Dataset listings of figures
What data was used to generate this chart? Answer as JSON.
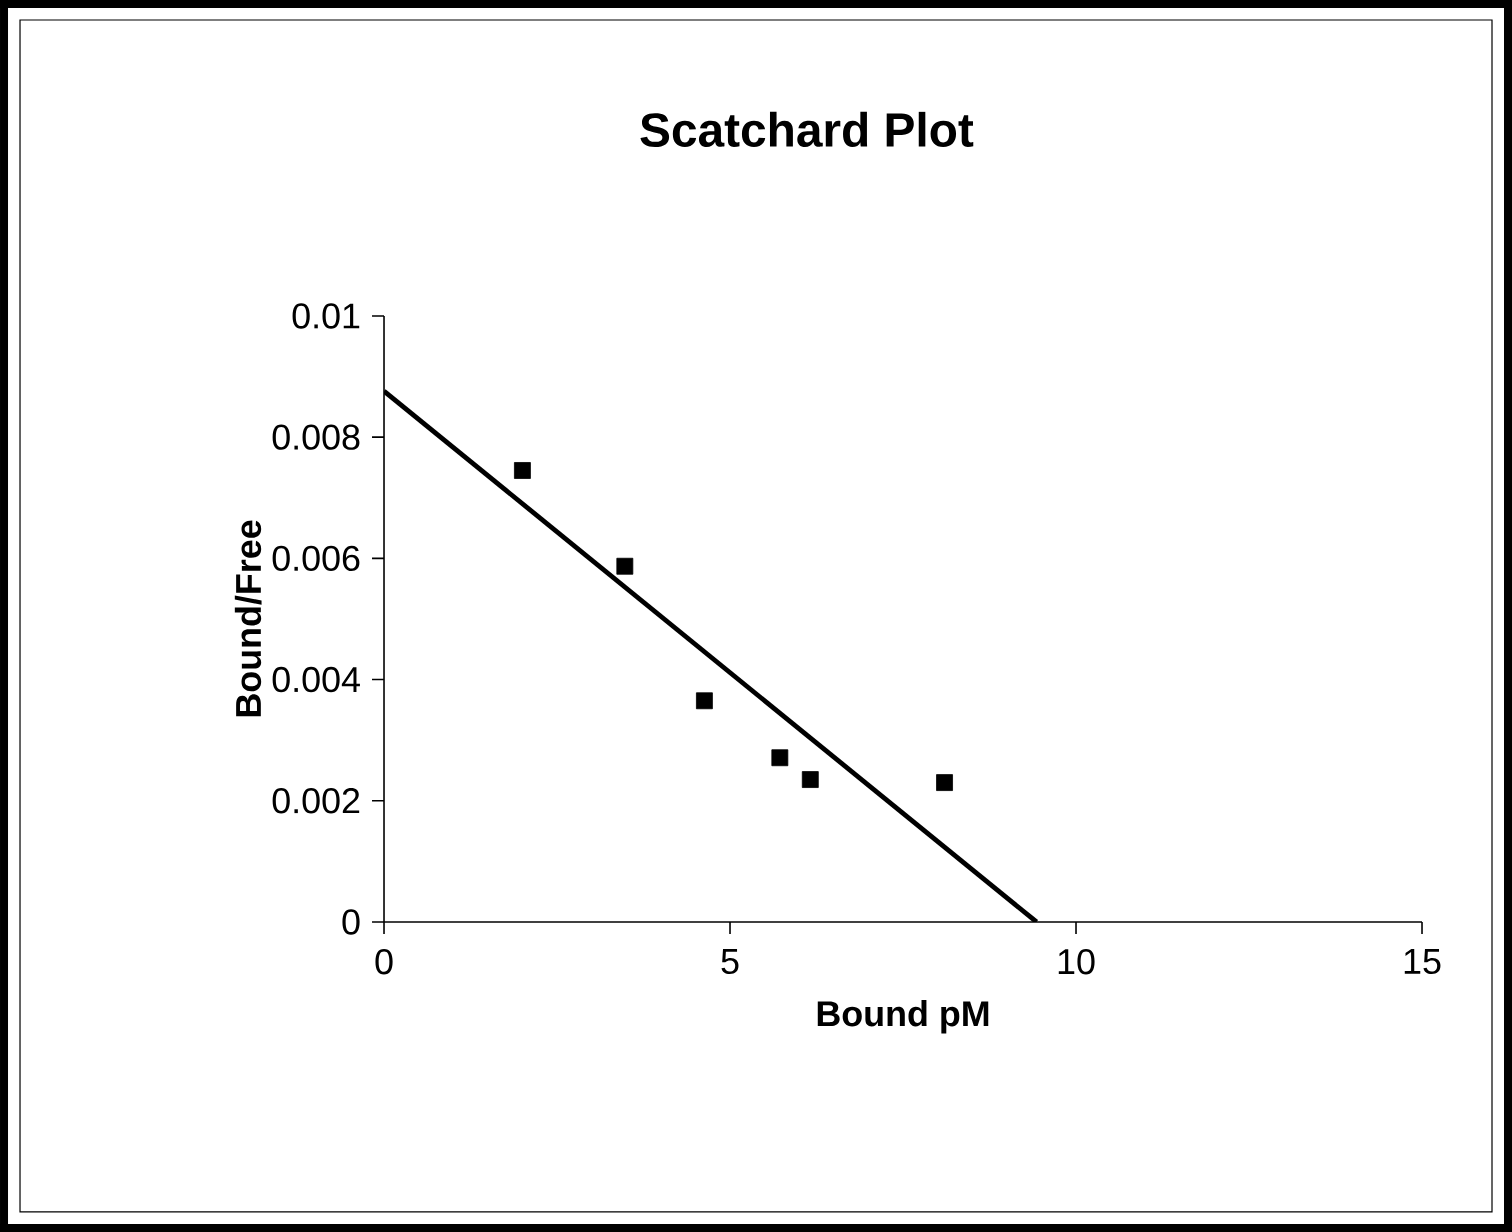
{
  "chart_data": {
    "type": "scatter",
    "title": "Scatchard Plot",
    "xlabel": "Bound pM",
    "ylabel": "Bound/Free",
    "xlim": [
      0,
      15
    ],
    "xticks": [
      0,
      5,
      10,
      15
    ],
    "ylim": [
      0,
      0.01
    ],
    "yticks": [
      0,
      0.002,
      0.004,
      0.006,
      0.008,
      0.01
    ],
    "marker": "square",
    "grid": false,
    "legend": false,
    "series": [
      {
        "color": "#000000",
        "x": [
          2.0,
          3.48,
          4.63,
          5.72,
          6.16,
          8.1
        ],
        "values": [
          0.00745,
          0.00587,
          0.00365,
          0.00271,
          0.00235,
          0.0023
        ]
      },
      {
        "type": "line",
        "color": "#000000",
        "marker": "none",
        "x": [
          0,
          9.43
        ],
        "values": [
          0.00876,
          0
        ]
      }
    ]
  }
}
...
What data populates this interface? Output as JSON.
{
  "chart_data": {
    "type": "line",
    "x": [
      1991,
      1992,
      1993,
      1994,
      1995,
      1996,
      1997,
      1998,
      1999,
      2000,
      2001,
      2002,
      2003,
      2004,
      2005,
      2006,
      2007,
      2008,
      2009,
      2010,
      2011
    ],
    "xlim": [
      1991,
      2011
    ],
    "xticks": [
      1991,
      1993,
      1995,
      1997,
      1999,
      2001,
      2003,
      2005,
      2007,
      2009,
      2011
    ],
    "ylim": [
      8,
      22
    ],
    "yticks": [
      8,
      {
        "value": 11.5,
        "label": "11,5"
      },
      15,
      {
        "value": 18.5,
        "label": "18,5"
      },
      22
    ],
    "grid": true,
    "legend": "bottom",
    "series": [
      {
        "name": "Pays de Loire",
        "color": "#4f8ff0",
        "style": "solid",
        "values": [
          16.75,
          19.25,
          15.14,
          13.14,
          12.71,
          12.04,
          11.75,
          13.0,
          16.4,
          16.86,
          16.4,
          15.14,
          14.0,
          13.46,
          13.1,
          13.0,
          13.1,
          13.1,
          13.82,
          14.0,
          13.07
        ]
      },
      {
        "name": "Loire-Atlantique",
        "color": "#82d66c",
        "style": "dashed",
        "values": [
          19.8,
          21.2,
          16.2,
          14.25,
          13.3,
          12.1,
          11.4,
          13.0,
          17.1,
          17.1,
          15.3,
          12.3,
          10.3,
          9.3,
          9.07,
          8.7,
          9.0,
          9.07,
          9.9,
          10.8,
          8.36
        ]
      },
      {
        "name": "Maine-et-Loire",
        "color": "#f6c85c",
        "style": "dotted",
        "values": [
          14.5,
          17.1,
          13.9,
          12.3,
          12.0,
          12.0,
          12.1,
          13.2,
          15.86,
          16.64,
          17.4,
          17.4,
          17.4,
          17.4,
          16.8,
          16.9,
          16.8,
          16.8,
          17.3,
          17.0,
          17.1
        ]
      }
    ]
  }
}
* * *
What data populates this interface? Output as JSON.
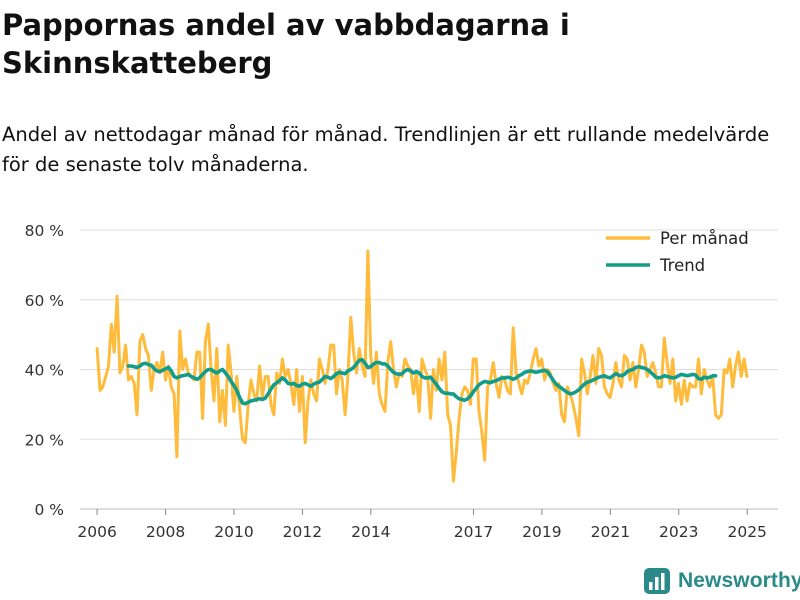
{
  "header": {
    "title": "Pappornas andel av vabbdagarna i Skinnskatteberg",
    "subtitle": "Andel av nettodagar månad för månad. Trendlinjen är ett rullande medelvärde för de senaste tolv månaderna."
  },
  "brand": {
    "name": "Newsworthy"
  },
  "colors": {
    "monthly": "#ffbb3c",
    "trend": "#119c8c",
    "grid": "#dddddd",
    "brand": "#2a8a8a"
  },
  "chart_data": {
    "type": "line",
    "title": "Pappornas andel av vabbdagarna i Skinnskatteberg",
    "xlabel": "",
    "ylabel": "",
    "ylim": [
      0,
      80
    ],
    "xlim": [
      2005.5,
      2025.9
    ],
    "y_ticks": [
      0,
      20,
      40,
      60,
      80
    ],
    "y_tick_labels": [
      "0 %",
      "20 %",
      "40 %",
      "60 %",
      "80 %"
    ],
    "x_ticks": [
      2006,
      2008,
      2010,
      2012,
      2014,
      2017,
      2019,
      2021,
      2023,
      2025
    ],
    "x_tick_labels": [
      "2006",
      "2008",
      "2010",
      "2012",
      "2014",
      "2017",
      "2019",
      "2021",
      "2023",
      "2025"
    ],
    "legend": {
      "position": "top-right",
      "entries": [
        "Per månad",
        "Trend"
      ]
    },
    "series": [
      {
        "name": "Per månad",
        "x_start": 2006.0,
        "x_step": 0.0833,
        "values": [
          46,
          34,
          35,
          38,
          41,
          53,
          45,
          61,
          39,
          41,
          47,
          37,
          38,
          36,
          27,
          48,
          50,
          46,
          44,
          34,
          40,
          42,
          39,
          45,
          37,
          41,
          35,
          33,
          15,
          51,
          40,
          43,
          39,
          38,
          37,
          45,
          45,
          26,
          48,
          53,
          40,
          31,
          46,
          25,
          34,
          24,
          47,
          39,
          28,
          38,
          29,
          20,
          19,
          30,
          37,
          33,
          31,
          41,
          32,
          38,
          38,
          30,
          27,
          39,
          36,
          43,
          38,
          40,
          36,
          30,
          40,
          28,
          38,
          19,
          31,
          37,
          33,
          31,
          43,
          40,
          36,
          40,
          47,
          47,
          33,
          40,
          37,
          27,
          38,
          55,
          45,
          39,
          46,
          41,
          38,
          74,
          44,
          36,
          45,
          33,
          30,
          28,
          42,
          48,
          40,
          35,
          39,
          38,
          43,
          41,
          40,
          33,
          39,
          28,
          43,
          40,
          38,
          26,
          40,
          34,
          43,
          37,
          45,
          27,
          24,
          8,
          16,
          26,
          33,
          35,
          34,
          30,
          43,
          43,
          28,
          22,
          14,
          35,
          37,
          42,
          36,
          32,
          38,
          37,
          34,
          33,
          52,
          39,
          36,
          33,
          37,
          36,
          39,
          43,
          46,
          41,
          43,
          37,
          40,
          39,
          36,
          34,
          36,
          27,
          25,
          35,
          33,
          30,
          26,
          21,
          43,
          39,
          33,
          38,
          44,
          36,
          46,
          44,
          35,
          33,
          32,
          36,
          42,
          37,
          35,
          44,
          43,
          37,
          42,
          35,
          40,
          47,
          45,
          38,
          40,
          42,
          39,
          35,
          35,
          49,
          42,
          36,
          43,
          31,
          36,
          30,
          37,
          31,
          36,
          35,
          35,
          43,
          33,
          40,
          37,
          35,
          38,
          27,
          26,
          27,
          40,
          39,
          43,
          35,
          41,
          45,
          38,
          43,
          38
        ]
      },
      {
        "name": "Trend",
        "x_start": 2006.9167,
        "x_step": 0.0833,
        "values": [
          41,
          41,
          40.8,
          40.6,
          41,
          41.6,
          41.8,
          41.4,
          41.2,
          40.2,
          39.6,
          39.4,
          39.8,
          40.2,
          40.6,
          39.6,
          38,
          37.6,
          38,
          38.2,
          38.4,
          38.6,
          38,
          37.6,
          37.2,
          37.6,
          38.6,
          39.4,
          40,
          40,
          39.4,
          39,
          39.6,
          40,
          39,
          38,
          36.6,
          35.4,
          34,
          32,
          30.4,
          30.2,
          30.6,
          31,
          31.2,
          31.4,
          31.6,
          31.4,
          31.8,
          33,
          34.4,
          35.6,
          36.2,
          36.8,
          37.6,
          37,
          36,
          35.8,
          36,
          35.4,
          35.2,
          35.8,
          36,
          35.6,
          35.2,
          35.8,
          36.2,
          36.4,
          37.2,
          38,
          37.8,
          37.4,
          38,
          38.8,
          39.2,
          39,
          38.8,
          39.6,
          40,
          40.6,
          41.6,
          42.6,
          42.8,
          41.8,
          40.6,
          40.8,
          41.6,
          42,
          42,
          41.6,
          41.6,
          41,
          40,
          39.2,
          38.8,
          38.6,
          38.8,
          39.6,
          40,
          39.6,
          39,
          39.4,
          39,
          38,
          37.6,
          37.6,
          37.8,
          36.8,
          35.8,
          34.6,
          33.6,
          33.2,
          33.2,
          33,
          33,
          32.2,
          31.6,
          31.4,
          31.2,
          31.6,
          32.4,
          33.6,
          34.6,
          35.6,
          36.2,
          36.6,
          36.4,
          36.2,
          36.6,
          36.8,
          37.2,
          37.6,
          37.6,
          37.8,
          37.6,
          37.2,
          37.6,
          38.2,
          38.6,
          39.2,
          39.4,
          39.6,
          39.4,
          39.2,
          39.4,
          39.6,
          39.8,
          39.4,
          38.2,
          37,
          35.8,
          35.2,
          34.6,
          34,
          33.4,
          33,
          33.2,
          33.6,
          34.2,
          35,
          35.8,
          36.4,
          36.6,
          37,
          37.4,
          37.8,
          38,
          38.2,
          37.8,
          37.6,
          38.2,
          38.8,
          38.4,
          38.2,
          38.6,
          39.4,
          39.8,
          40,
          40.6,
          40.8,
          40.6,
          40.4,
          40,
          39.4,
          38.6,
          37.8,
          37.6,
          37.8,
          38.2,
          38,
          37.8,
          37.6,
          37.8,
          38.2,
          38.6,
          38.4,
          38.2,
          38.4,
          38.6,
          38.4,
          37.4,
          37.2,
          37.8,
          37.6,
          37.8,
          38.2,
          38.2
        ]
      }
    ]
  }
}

Task
Say how many lines in this listing hold the string "style", giving the count and nothing more.

Result below
3